Dataset items:
________________
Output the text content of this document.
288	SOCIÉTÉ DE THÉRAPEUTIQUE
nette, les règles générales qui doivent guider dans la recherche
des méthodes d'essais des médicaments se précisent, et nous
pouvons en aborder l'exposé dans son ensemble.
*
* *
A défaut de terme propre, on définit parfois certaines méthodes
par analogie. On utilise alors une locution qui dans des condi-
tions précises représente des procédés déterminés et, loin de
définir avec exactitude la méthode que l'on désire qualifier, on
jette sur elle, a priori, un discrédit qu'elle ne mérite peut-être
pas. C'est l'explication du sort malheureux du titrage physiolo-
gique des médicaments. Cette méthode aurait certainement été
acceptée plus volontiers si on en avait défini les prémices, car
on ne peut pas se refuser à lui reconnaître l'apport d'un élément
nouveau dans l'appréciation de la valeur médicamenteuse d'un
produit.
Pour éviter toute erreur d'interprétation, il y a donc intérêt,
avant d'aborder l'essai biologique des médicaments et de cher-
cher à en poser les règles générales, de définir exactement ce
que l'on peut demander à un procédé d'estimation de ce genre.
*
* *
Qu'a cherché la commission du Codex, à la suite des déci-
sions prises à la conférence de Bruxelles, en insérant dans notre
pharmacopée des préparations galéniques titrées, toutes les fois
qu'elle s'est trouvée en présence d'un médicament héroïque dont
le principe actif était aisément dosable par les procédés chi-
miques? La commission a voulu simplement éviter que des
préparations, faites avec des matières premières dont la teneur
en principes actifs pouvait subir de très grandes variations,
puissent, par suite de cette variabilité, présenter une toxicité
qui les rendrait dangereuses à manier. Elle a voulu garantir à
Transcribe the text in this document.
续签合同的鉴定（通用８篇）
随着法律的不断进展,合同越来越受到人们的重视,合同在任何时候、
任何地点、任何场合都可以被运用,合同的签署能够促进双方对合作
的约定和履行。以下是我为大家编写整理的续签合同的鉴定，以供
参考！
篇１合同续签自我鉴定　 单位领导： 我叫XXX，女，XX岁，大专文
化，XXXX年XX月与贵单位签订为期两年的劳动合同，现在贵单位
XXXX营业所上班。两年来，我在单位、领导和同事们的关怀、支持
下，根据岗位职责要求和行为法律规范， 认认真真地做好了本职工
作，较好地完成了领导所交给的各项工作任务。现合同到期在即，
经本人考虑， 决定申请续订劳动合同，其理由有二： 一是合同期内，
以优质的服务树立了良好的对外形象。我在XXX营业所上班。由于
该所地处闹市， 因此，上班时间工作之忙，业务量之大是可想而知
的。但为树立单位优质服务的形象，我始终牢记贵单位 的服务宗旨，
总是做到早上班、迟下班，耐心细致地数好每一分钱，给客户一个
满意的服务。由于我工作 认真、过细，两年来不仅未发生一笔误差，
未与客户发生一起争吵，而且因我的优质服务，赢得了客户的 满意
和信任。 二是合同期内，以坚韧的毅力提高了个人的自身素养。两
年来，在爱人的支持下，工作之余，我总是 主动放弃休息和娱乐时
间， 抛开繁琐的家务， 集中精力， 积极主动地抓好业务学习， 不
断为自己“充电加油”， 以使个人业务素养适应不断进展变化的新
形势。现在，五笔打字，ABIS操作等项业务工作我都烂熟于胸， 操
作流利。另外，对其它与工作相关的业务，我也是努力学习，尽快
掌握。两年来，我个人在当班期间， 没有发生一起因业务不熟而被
________________
### Exercise
Select and copy every line of the material that holds the string "méthodes".

### Result of the task
des méthodes d'essais des médicaments se précisent, et nous
A défaut de terme propre, on définit parfois certaines méthodes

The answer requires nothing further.